Identify all lines of the data containing the string "subtitle" and copy them.

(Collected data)
####################

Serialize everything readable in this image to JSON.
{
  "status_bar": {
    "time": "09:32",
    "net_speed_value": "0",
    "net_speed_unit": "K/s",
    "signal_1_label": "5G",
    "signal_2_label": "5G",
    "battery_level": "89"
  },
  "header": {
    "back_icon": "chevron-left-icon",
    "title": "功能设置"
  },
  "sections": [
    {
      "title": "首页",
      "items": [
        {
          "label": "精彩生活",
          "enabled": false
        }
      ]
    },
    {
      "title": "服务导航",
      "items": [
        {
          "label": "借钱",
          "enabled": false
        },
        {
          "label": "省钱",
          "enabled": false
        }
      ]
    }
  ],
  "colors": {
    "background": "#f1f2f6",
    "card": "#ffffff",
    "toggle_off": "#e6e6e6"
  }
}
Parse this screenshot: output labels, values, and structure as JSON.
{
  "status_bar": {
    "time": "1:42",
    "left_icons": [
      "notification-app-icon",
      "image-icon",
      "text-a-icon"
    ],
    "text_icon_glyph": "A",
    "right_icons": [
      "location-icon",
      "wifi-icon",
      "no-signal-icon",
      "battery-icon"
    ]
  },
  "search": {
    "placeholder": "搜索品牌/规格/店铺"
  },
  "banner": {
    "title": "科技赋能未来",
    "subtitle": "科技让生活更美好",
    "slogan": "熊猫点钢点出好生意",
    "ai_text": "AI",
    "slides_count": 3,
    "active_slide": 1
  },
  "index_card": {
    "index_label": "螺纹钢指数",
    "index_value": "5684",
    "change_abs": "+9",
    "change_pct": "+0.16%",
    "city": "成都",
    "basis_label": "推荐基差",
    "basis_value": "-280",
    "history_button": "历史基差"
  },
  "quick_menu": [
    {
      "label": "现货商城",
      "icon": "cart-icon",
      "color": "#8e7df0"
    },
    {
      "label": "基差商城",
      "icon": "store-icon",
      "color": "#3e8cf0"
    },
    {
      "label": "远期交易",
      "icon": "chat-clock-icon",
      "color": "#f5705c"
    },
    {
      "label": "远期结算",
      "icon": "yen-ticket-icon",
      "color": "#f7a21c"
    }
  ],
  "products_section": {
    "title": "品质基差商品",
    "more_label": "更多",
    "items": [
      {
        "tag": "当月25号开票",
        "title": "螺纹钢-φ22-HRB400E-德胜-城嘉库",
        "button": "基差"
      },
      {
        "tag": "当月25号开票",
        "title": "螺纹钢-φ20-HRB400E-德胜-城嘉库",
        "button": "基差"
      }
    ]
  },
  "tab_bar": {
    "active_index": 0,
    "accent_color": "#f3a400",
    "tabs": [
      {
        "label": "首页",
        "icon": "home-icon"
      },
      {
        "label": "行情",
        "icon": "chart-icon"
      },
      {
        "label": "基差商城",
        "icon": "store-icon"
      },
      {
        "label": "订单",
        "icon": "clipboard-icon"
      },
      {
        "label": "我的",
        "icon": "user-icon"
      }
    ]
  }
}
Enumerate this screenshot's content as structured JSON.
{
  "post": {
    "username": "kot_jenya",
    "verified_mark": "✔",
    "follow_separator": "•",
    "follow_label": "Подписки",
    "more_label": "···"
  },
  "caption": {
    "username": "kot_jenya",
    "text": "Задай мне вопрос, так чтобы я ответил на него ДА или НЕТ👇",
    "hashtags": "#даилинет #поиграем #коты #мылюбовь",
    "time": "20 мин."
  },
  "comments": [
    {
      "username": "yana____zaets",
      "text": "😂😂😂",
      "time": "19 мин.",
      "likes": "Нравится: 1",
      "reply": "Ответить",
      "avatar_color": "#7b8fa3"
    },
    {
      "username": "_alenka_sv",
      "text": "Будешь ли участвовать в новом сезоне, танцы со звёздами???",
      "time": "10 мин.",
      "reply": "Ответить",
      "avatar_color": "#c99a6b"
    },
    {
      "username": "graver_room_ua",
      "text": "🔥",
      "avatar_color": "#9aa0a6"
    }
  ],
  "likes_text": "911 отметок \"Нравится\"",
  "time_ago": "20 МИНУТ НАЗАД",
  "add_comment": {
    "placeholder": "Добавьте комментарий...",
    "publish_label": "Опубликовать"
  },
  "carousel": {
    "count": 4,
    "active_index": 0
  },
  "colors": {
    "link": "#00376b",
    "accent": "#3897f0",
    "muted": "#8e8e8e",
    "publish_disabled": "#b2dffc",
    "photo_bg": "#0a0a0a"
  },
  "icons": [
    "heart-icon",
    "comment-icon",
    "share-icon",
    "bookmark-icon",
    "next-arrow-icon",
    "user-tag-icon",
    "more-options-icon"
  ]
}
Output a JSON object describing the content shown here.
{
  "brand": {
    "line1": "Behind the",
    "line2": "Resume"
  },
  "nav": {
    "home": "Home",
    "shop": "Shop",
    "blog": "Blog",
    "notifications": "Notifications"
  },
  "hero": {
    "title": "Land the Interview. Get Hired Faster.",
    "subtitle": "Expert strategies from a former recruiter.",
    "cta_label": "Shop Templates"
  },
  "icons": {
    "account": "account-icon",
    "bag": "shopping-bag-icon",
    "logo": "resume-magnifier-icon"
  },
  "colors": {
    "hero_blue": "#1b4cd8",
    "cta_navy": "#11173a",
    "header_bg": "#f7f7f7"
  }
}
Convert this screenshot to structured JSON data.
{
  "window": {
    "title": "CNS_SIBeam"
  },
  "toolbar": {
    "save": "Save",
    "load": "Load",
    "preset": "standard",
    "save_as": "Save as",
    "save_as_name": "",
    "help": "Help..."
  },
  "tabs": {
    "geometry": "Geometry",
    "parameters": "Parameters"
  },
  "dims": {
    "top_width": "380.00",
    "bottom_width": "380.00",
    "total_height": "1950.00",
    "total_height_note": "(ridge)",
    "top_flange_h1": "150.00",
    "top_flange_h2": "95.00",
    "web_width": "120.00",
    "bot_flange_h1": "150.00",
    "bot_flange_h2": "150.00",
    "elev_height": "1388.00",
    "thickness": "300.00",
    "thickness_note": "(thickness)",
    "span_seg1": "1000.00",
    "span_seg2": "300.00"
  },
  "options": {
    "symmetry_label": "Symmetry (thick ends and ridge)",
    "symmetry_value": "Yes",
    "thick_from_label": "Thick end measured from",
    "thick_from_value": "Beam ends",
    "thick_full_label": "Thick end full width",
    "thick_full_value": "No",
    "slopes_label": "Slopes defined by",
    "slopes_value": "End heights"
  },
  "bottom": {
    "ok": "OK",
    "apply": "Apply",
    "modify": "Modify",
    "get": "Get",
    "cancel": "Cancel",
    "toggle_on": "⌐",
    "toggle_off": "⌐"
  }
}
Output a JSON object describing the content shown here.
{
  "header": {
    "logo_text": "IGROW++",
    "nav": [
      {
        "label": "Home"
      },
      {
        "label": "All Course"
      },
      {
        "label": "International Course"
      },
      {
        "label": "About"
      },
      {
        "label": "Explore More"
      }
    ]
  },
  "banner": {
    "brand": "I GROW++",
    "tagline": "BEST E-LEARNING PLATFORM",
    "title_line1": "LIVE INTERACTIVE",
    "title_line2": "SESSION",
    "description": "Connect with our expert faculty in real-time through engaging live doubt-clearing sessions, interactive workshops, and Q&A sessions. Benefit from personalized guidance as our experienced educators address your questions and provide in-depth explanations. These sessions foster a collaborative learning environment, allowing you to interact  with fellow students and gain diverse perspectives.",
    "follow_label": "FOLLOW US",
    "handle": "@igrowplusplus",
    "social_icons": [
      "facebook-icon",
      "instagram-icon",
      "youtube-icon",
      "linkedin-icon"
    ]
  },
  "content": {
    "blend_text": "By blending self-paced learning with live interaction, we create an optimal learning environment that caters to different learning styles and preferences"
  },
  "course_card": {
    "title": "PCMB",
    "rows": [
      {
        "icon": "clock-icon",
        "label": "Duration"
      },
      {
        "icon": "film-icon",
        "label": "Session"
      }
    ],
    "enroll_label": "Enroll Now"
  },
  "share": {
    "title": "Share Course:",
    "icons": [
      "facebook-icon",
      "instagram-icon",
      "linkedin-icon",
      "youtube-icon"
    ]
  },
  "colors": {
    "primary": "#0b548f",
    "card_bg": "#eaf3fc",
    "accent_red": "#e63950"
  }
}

####################

RESPONSE BELOW ::
    "subtitle": "科技让生活更美好",
    "subtitle": "Expert strategies from a former recruiter.",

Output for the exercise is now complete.